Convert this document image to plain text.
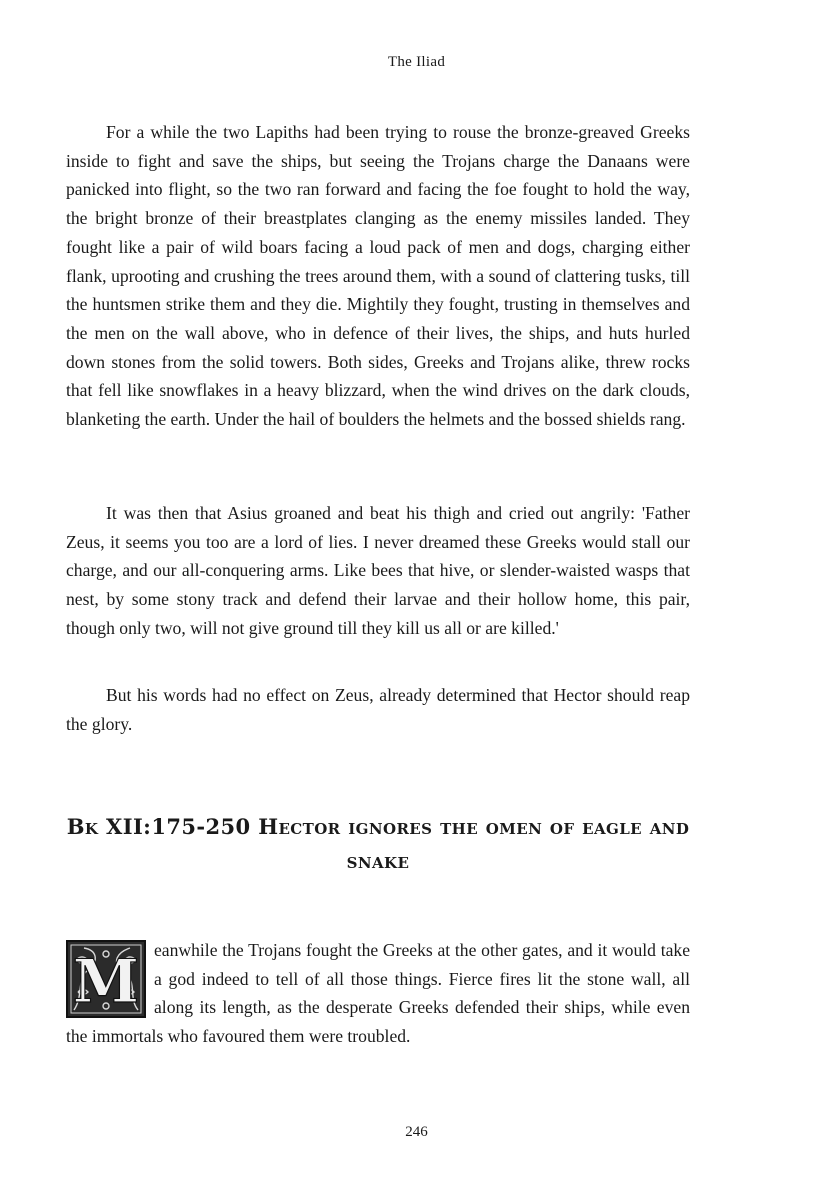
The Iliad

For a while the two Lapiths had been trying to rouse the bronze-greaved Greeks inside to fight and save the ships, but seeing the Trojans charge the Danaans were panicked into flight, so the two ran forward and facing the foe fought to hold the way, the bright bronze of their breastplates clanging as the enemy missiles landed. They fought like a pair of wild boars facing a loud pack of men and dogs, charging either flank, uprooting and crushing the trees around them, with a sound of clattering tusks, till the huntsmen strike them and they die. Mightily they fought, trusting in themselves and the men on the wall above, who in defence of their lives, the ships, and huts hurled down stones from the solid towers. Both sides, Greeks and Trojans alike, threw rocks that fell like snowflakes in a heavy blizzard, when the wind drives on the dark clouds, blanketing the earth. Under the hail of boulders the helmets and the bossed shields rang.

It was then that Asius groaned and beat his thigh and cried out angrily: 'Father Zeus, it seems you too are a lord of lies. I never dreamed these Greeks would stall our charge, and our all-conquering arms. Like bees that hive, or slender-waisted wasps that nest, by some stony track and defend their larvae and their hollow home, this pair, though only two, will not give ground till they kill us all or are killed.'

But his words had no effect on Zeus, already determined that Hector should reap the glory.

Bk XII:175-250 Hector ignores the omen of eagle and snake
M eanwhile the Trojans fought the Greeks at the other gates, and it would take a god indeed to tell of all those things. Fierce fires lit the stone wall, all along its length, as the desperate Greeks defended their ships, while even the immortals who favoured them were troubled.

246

**YOUR GOAL**
Reproduce all the entries that precede this task, word for word, minus any pictures.

**REPLY TO THE TASK**
Convert this document image to plain text.
The Iliad

For a while the two Lapiths had been trying to rouse the bronze-greaved Greeks inside to fight and save the ships, but seeing the Trojans charge the Danaans were panicked into flight, so the two ran forward and facing the foe fought to hold the way, the bright bronze of their breastplates clanging as the enemy missiles landed. They fought like a pair of wild boars facing a loud pack of men and dogs, charging either flank, uprooting and crushing the trees around them, with a sound of clattering tusks, till the huntsmen strike them and they die. Mightily they fought, trusting in themselves and the men on the wall above, who in defence of their lives, the ships, and huts hurled down stones from the solid towers. Both sides, Greeks and Trojans alike, threw rocks that fell like snowflakes in a heavy blizzard, when the wind drives on the dark clouds, blanketing the earth. Under the hail of boulders the helmets and the bossed shields rang.

It was then that Asius groaned and beat his thigh and cried out angrily: 'Father Zeus, it seems you too are a lord of lies. I never dreamed these Greeks would stall our charge, and our all-conquering arms. Like bees that hive, or slender-waisted wasps that nest, by some stony track and defend their larvae and their hollow home, this pair, though only two, will not give ground till they kill us all or are killed.'

But his words had no effect on Zeus, already determined that Hector should reap the glory.

Bk XII:175-250 Hector ignores the omen of eagle and snake
M eanwhile the Trojans fought the Greeks at the other gates, and it would take a god indeed to tell of all those things. Fierce fires lit the stone wall, all along its length, as the desperate Greeks defended their ships, while even the immortals who favoured them were troubled.

246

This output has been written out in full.